### Bagian dokumen
........

Dibaca
75
kali
Sejumlah pendemo melakukan aksi di depan Kantor Gubernur Kaltim dalam momentum Hari Anti Tambang (dok: Ali/katakaltim)

Rakyat Melawan Ekstraktivisme: Seruan Perlawanan dari Kaltim di Hari Anti Tambang

Penulis : Ali
 | Editor : Agu
28 May 2025
Font +
Font -

SAMARINDA — Seruan perlawanan terhadap ekstraktivisme semakin nyaring terdengar dari Ibu Kota Kalimantan Timur, Samarinda.

Dalam rangka memperingati Hari Anti Tambang, koalisi masyarakat sipil yang tergabung dalam aliansi Hari Anti Tambang 2025 (HATAM) menyuarakan tuntutan perbaikan lingkungan dan penegakan hukum atas pelanggaran yang merugikan ruang hidup.

Menurut mereka, ekstraktivisme adalah sistem ekonomi yang mengandalkan eksploitasi sumber daya alam secara besar-besaran demi tujuan perdagangan.

Di Indonesia, sistem ini kian mengakar lewat berbagai bentuk pertambangan, yang tidak hanya merusak lingkungan, tetapi juga menimbulkan dampak sosial dan kemanusiaan yang mendalam.

........

### Data masukan
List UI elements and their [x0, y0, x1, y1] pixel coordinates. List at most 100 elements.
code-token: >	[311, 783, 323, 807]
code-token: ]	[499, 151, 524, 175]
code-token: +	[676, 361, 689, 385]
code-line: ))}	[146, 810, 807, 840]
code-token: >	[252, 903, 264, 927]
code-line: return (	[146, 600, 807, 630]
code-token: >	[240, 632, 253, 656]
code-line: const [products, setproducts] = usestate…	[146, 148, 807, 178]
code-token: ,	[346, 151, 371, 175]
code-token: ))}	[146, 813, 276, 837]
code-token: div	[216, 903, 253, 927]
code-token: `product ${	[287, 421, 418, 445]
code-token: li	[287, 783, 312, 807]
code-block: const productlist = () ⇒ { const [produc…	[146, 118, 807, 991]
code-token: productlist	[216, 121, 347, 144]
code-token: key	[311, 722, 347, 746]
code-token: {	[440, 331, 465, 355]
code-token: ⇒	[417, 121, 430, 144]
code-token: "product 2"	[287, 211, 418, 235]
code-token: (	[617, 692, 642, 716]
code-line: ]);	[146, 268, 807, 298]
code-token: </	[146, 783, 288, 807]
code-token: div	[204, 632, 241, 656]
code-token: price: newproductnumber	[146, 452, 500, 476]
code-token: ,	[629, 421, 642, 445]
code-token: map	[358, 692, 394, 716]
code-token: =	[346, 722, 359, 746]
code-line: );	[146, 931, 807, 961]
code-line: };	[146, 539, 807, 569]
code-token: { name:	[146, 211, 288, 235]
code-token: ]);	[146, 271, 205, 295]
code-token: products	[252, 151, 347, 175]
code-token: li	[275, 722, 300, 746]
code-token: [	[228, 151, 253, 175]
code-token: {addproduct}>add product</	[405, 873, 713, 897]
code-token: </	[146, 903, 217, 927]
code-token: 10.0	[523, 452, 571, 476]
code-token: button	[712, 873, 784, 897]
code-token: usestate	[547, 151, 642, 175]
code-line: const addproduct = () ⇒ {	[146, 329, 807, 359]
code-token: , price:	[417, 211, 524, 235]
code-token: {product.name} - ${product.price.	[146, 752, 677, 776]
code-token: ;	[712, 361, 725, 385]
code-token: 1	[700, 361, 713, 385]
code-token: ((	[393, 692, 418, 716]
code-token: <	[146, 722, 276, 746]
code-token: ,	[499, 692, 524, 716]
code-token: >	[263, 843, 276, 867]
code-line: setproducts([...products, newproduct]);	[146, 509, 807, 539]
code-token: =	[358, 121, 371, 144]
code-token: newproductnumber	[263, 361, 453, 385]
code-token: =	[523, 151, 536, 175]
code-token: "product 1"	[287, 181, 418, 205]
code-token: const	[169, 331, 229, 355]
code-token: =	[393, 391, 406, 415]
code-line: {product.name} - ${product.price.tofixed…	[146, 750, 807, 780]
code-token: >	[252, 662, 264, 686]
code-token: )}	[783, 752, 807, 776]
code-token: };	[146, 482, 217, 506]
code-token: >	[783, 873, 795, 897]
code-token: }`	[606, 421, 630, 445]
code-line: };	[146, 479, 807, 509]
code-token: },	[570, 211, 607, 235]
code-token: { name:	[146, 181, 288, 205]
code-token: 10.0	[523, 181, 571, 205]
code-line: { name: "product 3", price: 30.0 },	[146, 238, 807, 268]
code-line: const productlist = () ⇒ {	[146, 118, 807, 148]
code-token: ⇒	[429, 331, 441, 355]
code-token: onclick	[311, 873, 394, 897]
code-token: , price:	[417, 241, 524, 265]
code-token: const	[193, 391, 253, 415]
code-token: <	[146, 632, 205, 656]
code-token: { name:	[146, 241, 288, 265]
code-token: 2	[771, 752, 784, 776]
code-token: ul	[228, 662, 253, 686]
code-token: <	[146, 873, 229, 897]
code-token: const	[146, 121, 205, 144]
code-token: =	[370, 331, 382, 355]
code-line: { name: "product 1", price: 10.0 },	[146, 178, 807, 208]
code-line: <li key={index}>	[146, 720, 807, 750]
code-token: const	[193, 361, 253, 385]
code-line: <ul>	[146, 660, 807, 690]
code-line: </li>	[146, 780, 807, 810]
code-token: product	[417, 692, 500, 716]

........

### Kerjakan berikut ini
A - Dalam catatan, mulai dari baris pertama dan berhenti setelah baris yang memuat "121, 371, 144]", tukar "productlist" dengan "itemlist", lalu tuliskan kembali baris-baris itu tanpa perubahan lain.
B - Teruskan berita tentang seruan perlawanan terhadap ekstraktivisme di Samarinda pada Hari Anti Tambang dengan bagian berikutnya, mulai setelah kalimat terakhirnya.

### Sebagai jawaban
A -
List UI elements and their [x0, y0, x1, y1] pixel coordinates. List at most 100 elements.
code-token: >	[311, 783, 323, 807]
code-token: ]	[499, 151, 524, 175]
code-token: +	[676, 361, 689, 385]
code-line: ))}	[146, 810, 807, 840]
code-token: >	[252, 903, 264, 927]
code-line: return (	[146, 600, 807, 630]
code-token: >	[240, 632, 253, 656]
code-line: const [products, setproducts] = usestate…	[146, 148, 807, 178]
code-token: ,	[346, 151, 371, 175]
code-token: ))}	[146, 813, 276, 837]
code-token: div	[216, 903, 253, 927]
code-token: `product ${	[287, 421, 418, 445]
code-token: li	[287, 783, 312, 807]
code-block: const itemlist = () ⇒ { const [produc…	[146, 118, 807, 991]
code-token: itemlist	[216, 121, 347, 144]
code-token: key	[311, 722, 347, 746]
code-token: {	[440, 331, 465, 355]
code-token: ⇒	[417, 121, 430, 144]
code-token: "product 2"	[287, 211, 418, 235]
code-token: (	[617, 692, 642, 716]
code-line: ]);	[146, 268, 807, 298]
code-token: </	[146, 783, 288, 807]
code-token: div	[204, 632, 241, 656]
code-token: price: newproductnumber	[146, 452, 500, 476]
code-token: ,	[629, 421, 642, 445]
code-token: map	[358, 692, 394, 716]
code-token: =	[346, 722, 359, 746]
code-line: );	[146, 931, 807, 961]
code-line: };	[146, 539, 807, 569]
code-token: { name:	[146, 211, 288, 235]
code-token: ]);	[146, 271, 205, 295]
code-token: products	[252, 151, 347, 175]
code-token: li	[275, 722, 300, 746]
code-token: [	[228, 151, 253, 175]
code-token: {addproduct}>add product</	[405, 873, 713, 897]
code-token: </	[146, 903, 217, 927]
code-token: 10.0	[523, 452, 571, 476]
code-token: button	[712, 873, 784, 897]
code-token: usestate	[547, 151, 642, 175]
code-line: const addproduct = () ⇒ {	[146, 329, 807, 359]
code-token: , price:	[417, 211, 524, 235]
code-token: {product.name} - ${product.price.	[146, 752, 677, 776]
code-token: ;	[712, 361, 725, 385]
code-token: 1	[700, 361, 713, 385]
code-token: ((	[393, 692, 418, 716]
code-token: <	[146, 722, 276, 746]
code-token: ,	[499, 692, 524, 716]
code-token: >	[263, 843, 276, 867]
code-line: setproducts([...products, newproduct]);	[146, 509, 807, 539]
code-token: =	[358, 121, 371, 144]

B -
"Sistem ekstraktivisme yang selama ini dijalankan tidak hanya menciptakan kerusakan alam, tetapi juga menciptakan ketidakadilan sosial, mengorbankan nyawa, dan menjerat rakyat dalam lingkaran kriminalisasi," ujar perwakilan koalisi masyarakat sipil, Mareta Sari dalam pers rilisnya, Rabu (28/5/2025).

Baca Juga: Calon kepala daerah Kaltim, Isran Noor dan Rudy Mas’ud. Sampai saat ini masih bersengketa di Mahkamah Konstitusi (dok: agung/katakaltim)Masih Bersengketa: Pelantikan Gubernur Kaltim Terpilih Belum Bisa Bulan Februari, Begini Prosesnya di MK

Pertambangan dan Politik: Dua Sisi dari Koin yang Sama

Eta, sapaannya, mengatakan penolakan terhadap ekstraktivisme bukan tanpa dasar. Sejak Pemilu 2019, pengaruh industri ekstraktif dalam pendanaan politik semakin nyata.

Sumbangan dana kampanye dari perusahaan tambang diyakini menjadi alasan di balik sejumlah perubahan regulasi yang mempermudah ekspansi pertambangan.

"UU dan kebijakan ditata ulang agar mengakomodasi kepentingan pemodal tambang. Bukan rahasia lagi bahwa proyek strategis nasional seperti pembangunan IKN hingga PLTA di Kalimantan Utara dibungkus jargon ekonomi berkelanjutan padahal merusak ruang hidup rakyat," tambahnya.

Di sisi lain, proyek-proyek besar yang diklaim untuk kepentingan nasional justru memperparah ketimpangan. Lahan warga tergusur, sungai tercemar, dan wilayah adat dirampas. Ironisnya, warga yang menolak tambang justru dikriminalisasi.

Deretan Tragedi dan Ketidakadilan

Dalam sepekan terakhir, 11 orang masyarakat adat dari Maba Sangaji, Maluku Utara, masih ditahan Polda Malut akibat aksi menolak pencemaran sungai oleh tambang.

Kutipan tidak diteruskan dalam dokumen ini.